[Required task] Each line that follows should be printed again exactly as it stands.

[Extracted material]
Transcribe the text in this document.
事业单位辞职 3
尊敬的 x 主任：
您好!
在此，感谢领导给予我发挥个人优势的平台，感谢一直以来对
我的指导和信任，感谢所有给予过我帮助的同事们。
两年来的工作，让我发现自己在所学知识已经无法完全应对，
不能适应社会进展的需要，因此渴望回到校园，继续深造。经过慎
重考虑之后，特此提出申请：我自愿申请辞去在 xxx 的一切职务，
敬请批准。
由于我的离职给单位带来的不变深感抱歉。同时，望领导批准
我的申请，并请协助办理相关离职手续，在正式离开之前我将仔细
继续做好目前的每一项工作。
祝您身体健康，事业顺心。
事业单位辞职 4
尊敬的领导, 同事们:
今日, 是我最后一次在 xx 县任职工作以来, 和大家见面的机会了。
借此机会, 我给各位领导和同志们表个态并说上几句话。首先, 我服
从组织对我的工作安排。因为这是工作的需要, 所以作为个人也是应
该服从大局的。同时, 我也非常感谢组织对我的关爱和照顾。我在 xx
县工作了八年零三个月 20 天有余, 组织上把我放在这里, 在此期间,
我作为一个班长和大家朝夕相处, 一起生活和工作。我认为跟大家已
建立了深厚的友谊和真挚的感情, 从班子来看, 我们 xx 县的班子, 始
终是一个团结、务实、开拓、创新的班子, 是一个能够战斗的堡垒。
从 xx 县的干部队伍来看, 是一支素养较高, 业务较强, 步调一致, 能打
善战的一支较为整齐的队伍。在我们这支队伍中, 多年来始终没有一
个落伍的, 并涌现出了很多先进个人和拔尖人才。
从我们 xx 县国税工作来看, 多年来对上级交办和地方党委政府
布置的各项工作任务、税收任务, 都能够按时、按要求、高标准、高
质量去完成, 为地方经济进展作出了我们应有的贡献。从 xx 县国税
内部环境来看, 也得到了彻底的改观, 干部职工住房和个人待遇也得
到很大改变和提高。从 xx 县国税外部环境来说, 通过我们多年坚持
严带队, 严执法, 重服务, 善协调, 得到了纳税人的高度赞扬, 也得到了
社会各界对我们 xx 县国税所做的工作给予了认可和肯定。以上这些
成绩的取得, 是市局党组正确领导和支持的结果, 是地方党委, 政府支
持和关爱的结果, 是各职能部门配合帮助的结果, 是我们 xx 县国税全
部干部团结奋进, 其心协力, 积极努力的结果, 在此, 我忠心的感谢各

[Output for this task]
Transcribe the text in this document.
事业单位辞职 3
尊敬的 x 主任：
您好!
在此，感谢领导给予我发挥个人优势的平台，感谢一直以来对
我的指导和信任，感谢所有给予过我帮助的同事们。
两年来的工作，让我发现自己在所学知识已经无法完全应对，
不能适应社会进展的需要，因此渴望回到校园，继续深造。经过慎
重考虑之后，特此提出申请：我自愿申请辞去在 xxx 的一切职务，
敬请批准。
由于我的离职给单位带来的不变深感抱歉。同时，望领导批准
我的申请，并请协助办理相关离职手续，在正式离开之前我将仔细
继续做好目前的每一项工作。
祝您身体健康，事业顺心。
事业单位辞职 4
尊敬的领导, 同事们:
今日, 是我最后一次在 xx 县任职工作以来, 和大家见面的机会了。
借此机会, 我给各位领导和同志们表个态并说上几句话。首先, 我服
从组织对我的工作安排。因为这是工作的需要, 所以作为个人也是应
该服从大局的。同时, 我也非常感谢组织对我的关爱和照顾。我在 xx
县工作了八年零三个月 20 天有余, 组织上把我放在这里, 在此期间,
我作为一个班长和大家朝夕相处, 一起生活和工作。我认为跟大家已
建立了深厚的友谊和真挚的感情, 从班子来看, 我们 xx 县的班子, 始
终是一个团结、务实、开拓、创新的班子, 是一个能够战斗的堡垒。
从 xx 县的干部队伍来看, 是一支素养较高, 业务较强, 步调一致, 能打
善战的一支较为整齐的队伍。在我们这支队伍中, 多年来始终没有一
个落伍的, 并涌现出了很多先进个人和拔尖人才。
从我们 xx 县国税工作来看, 多年来对上级交办和地方党委政府
布置的各项工作任务、税收任务, 都能够按时、按要求、高标准、高
质量去完成, 为地方经济进展作出了我们应有的贡献。从 xx 县国税
内部环境来看, 也得到了彻底的改观, 干部职工住房和个人待遇也得
到很大改变和提高。从 xx 县国税外部环境来说, 通过我们多年坚持
严带队, 严执法, 重服务, 善协调, 得到了纳税人的高度赞扬, 也得到了
社会各界对我们 xx 县国税所做的工作给予了认可和肯定。以上这些
成绩的取得, 是市局党组正确领导和支持的结果, 是地方党委, 政府支
持和关爱的结果, 是各职能部门配合帮助的结果, 是我们 xx 县国税全
部干部团结奋进, 其心协力, 积极努力的结果, 在此, 我忠心的感谢各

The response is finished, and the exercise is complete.